━━ TASK MATERIAL ━━

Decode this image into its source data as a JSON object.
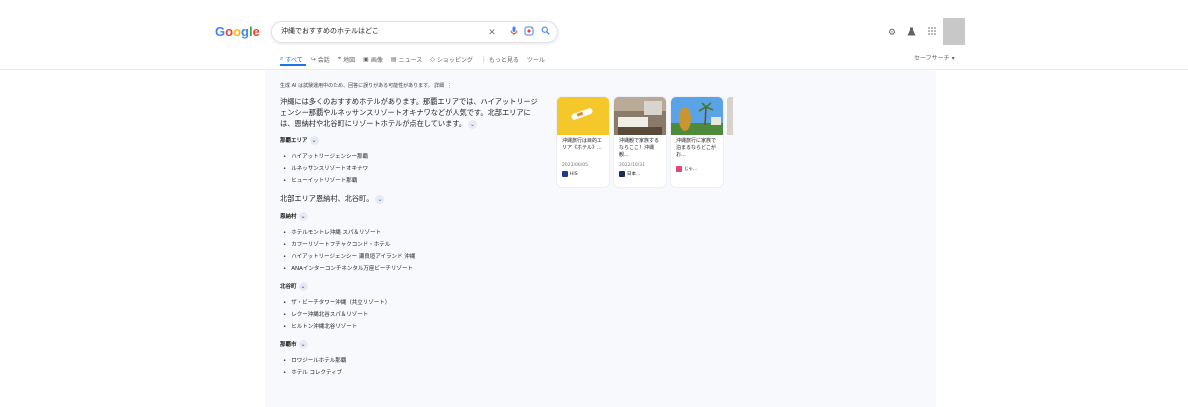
{
  "logo": {
    "text": "Google",
    "letters": [
      "G",
      "o",
      "o",
      "g",
      "l",
      "e"
    ]
  },
  "search": {
    "query": "沖縄でおすすめのホテルはどこ",
    "clear_icon": "close-icon",
    "mic_icon": "mic-icon",
    "lens_icon": "lens-icon",
    "search_icon": "search-icon"
  },
  "header_icons": [
    "gear-icon",
    "labs-flask-icon",
    "apps-grid-icon"
  ],
  "tabs": [
    {
      "label": "すべて",
      "icon": "search-icon",
      "active": true
    },
    {
      "label": "会話",
      "icon": "reply-icon"
    },
    {
      "label": "地図",
      "icon": "map-pin-icon"
    },
    {
      "label": "画像",
      "icon": "image-icon"
    },
    {
      "label": "ニュース",
      "icon": "news-icon"
    },
    {
      "label": "ショッピング",
      "icon": "tag-icon"
    },
    {
      "label": "もっと見る",
      "icon": "more-vert-icon"
    },
    {
      "label": "ツール"
    }
  ],
  "safesearch": {
    "label": "セーフサーチ",
    "icon": "caret-down-icon"
  },
  "ai_overview": {
    "notice": "生成 AI は試験運用中のため、回答に誤りがある可能性があります。 詳細",
    "summary": "沖縄には多くのおすすめホテルがあります。那覇エリアでは、ハイアットリージェンシー那覇やルネッサンスリゾートオキナワなどが人気です。北部エリアには、恩納村や北谷町にリゾートホテルが点在しています。",
    "sections": {
      "naha": {
        "title": "那覇エリア",
        "items": [
          "ハイアットリージェンシー那覇",
          "ルネッサンスリゾートオキナワ",
          "ヒューイットリゾート那覇"
        ]
      },
      "north": {
        "title": "北部エリア恩納村、北谷町。"
      },
      "onna": {
        "title": "恩納村",
        "items": [
          "ホテルモントレ沖縄 スパ＆リゾート",
          "カフーリゾートフチャクコンド・ホテル",
          "ハイアットリージェンシー 瀬良垣アイランド 沖縄",
          "ANAインターコンチネンタル万座ビーチリゾート"
        ]
      },
      "chatan": {
        "title": "北谷町",
        "items": [
          "ザ・ビーチタワー沖縄（共立リゾート）",
          "レクー沖縄北谷スパ＆リゾート",
          "ヒルトン沖縄北谷リゾート"
        ]
      },
      "nahashi": {
        "title": "那覇市",
        "items": [
          "ロワジールホテル那覇",
          "ホテル コレクティブ"
        ]
      }
    }
  },
  "cards": [
    {
      "title": "沖縄旅行は目的エリア《ホテル》...",
      "date": "2023/06/05",
      "source": "HIS",
      "favicon_color": "#1f3a93"
    },
    {
      "title": "沖縄観で家族するならここ！沖縄観...",
      "date": "2022/10/31",
      "source": "日本...",
      "favicon_color": "#1c2a5c"
    },
    {
      "title": "沖縄旅行に家族で泊まるならどこがお...",
      "date": "",
      "source": "じゃ...",
      "favicon_color": "#e0457b"
    }
  ]
}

━━━

▸ **PROBLEM TO SOLVE**:
Without including any picture, retype the entries exactly.

▸ **OUTPUT**:
Decode this image into its source data as a JSON object.
{
  "logo": {
    "text": "Google",
    "letters": [
      "G",
      "o",
      "o",
      "g",
      "l",
      "e"
    ]
  },
  "search": {
    "query": "沖縄でおすすめのホテルはどこ",
    "clear_icon": "close-icon",
    "mic_icon": "mic-icon",
    "lens_icon": "lens-icon",
    "search_icon": "search-icon"
  },
  "header_icons": [
    "gear-icon",
    "labs-flask-icon",
    "apps-grid-icon"
  ],
  "tabs": [
    {
      "label": "すべて",
      "icon": "search-icon",
      "active": true
    },
    {
      "label": "会話",
      "icon": "reply-icon"
    },
    {
      "label": "地図",
      "icon": "map-pin-icon"
    },
    {
      "label": "画像",
      "icon": "image-icon"
    },
    {
      "label": "ニュース",
      "icon": "news-icon"
    },
    {
      "label": "ショッピング",
      "icon": "tag-icon"
    },
    {
      "label": "もっと見る",
      "icon": "more-vert-icon"
    },
    {
      "label": "ツール"
    }
  ],
  "safesearch": {
    "label": "セーフサーチ",
    "icon": "caret-down-icon"
  },
  "ai_overview": {
    "notice": "生成 AI は試験運用中のため、回答に誤りがある可能性があります。 詳細",
    "summary": "沖縄には多くのおすすめホテルがあります。那覇エリアでは、ハイアットリージェンシー那覇やルネッサンスリゾートオキナワなどが人気です。北部エリアには、恩納村や北谷町にリゾートホテルが点在しています。",
    "sections": {
      "naha": {
        "title": "那覇エリア",
        "items": [
          "ハイアットリージェンシー那覇",
          "ルネッサンスリゾートオキナワ",
          "ヒューイットリゾート那覇"
        ]
      },
      "north": {
        "title": "北部エリア恩納村、北谷町。"
      },
      "onna": {
        "title": "恩納村",
        "items": [
          "ホテルモントレ沖縄 スパ＆リゾート",
          "カフーリゾートフチャクコンド・ホテル",
          "ハイアットリージェンシー 瀬良垣アイランド 沖縄",
          "ANAインターコンチネンタル万座ビーチリゾート"
        ]
      },
      "chatan": {
        "title": "北谷町",
        "items": [
          "ザ・ビーチタワー沖縄（共立リゾート）",
          "レクー沖縄北谷スパ＆リゾート",
          "ヒルトン沖縄北谷リゾート"
        ]
      },
      "nahashi": {
        "title": "那覇市",
        "items": [
          "ロワジールホテル那覇",
          "ホテル コレクティブ"
        ]
      }
    }
  },
  "cards": [
    {
      "title": "沖縄旅行は目的エリア《ホテル》...",
      "date": "2023/06/05",
      "source": "HIS",
      "favicon_color": "#1f3a93"
    },
    {
      "title": "沖縄観で家族するならここ！沖縄観...",
      "date": "2022/10/31",
      "source": "日本...",
      "favicon_color": "#1c2a5c"
    },
    {
      "title": "沖縄旅行に家族で泊まるならどこがお...",
      "date": "",
      "source": "じゃ...",
      "favicon_color": "#e0457b"
    }
  ]
}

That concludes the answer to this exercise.